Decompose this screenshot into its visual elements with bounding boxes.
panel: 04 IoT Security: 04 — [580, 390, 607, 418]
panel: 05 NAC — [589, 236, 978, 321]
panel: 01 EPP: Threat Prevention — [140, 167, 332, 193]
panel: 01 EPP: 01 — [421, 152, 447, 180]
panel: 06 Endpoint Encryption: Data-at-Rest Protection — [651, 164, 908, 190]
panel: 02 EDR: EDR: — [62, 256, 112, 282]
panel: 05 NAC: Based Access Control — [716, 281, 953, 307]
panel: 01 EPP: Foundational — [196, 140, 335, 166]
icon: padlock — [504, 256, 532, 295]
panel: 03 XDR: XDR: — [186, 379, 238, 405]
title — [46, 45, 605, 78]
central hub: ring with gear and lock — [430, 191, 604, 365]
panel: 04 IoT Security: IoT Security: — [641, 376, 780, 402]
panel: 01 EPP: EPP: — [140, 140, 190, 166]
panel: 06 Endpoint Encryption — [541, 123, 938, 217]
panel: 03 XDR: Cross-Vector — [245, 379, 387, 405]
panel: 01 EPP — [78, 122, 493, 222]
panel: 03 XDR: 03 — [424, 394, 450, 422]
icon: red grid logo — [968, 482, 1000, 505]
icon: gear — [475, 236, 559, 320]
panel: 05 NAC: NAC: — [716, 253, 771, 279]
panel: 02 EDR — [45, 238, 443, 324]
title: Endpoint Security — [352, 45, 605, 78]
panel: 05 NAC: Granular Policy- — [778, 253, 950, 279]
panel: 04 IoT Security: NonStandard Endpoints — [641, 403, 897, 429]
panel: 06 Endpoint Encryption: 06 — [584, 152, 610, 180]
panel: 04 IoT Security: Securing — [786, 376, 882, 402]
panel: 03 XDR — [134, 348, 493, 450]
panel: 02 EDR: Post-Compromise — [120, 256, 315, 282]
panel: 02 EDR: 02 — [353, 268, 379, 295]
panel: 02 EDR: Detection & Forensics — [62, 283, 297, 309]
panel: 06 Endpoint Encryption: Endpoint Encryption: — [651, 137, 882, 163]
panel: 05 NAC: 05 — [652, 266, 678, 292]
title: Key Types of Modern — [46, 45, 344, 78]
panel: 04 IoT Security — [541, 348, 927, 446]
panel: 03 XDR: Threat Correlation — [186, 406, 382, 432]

----

• Given request
Write out all of the lines above again, word for word and in the same order.

• Written answer
Decompose this screenshot into its visual elements with bounding boxes.
panel: 04 IoT Security: 04 — [580, 390, 607, 418]
panel: 05 NAC — [589, 236, 978, 321]
panel: 01 EPP: Threat Prevention — [140, 167, 332, 193]
panel: 01 EPP: 01 — [421, 152, 447, 180]
panel: 06 Endpoint Encryption: Data-at-Rest Protection — [651, 164, 908, 190]
panel: 02 EDR: EDR: — [62, 256, 112, 282]
panel: 05 NAC: Based Access Control — [716, 281, 953, 307]
panel: 01 EPP: Foundational — [196, 140, 335, 166]
icon: padlock — [504, 256, 532, 295]
panel: 03 XDR: XDR: — [186, 379, 238, 405]
title — [46, 45, 605, 78]
central hub: ring with gear and lock — [430, 191, 604, 365]
panel: 04 IoT Security: IoT Security: — [641, 376, 780, 402]
panel: 01 EPP: EPP: — [140, 140, 190, 166]
panel: 06 Endpoint Encryption — [541, 123, 938, 217]
panel: 03 XDR: Cross-Vector — [245, 379, 387, 405]
panel: 01 EPP — [78, 122, 493, 222]
panel: 03 XDR: 03 — [424, 394, 450, 422]
icon: red grid logo — [968, 482, 1000, 505]
icon: gear — [475, 236, 559, 320]
panel: 05 NAC: NAC: — [716, 253, 771, 279]
panel: 02 EDR — [45, 238, 443, 324]
title: Endpoint Security — [352, 45, 605, 78]
panel: 05 NAC: Granular Policy- — [778, 253, 950, 279]
panel: 04 IoT Security: NonStandard Endpoints — [641, 403, 897, 429]
panel: 06 Endpoint Encryption: 06 — [584, 152, 610, 180]
panel: 04 IoT Security: Securing — [786, 376, 882, 402]
panel: 03 XDR — [134, 348, 493, 450]
panel: 02 EDR: Post-Compromise — [120, 256, 315, 282]
panel: 02 EDR: 02 — [353, 268, 379, 295]
panel: 02 EDR: Detection & Forensics — [62, 283, 297, 309]
panel: 06 Endpoint Encryption: Endpoint Encryption: — [651, 137, 882, 163]
panel: 05 NAC: 05 — [652, 266, 678, 292]
title: Key Types of Modern — [46, 45, 344, 78]
panel: 04 IoT Security — [541, 348, 927, 446]
panel: 03 XDR: Threat Correlation — [186, 406, 382, 432]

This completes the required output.